WORK TO DO:
Retype each record below word for word. Leave the pictures out.

SUPPLIED INFORMATION:
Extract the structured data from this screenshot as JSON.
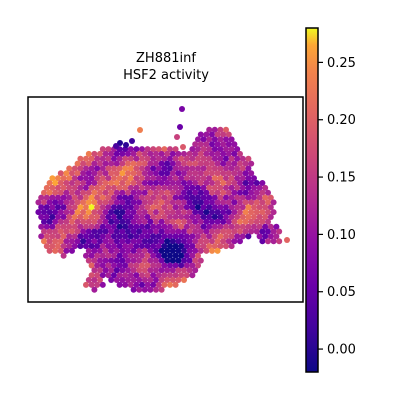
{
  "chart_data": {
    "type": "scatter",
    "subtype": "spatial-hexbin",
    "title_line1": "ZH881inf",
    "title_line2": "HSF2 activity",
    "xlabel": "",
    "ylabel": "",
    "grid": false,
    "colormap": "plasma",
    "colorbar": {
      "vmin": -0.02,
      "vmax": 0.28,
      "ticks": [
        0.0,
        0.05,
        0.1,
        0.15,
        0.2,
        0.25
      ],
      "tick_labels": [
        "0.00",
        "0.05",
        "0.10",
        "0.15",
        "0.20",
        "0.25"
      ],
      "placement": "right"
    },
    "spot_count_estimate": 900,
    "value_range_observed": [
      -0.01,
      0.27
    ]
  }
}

THE OUTPUT:
Extract the structured data from this screenshot as JSON.
{
  "chart_data": {
    "type": "scatter",
    "subtype": "spatial-hexbin",
    "title_line1": "ZH881inf",
    "title_line2": "HSF2 activity",
    "xlabel": "",
    "ylabel": "",
    "grid": false,
    "colormap": "plasma",
    "colorbar": {
      "vmin": -0.02,
      "vmax": 0.28,
      "ticks": [
        0.0,
        0.05,
        0.1,
        0.15,
        0.2,
        0.25
      ],
      "tick_labels": [
        "0.00",
        "0.05",
        "0.10",
        "0.15",
        "0.20",
        "0.25"
      ],
      "placement": "right"
    },
    "spot_count_estimate": 900,
    "value_range_observed": [
      -0.01,
      0.27
    ]
  }
}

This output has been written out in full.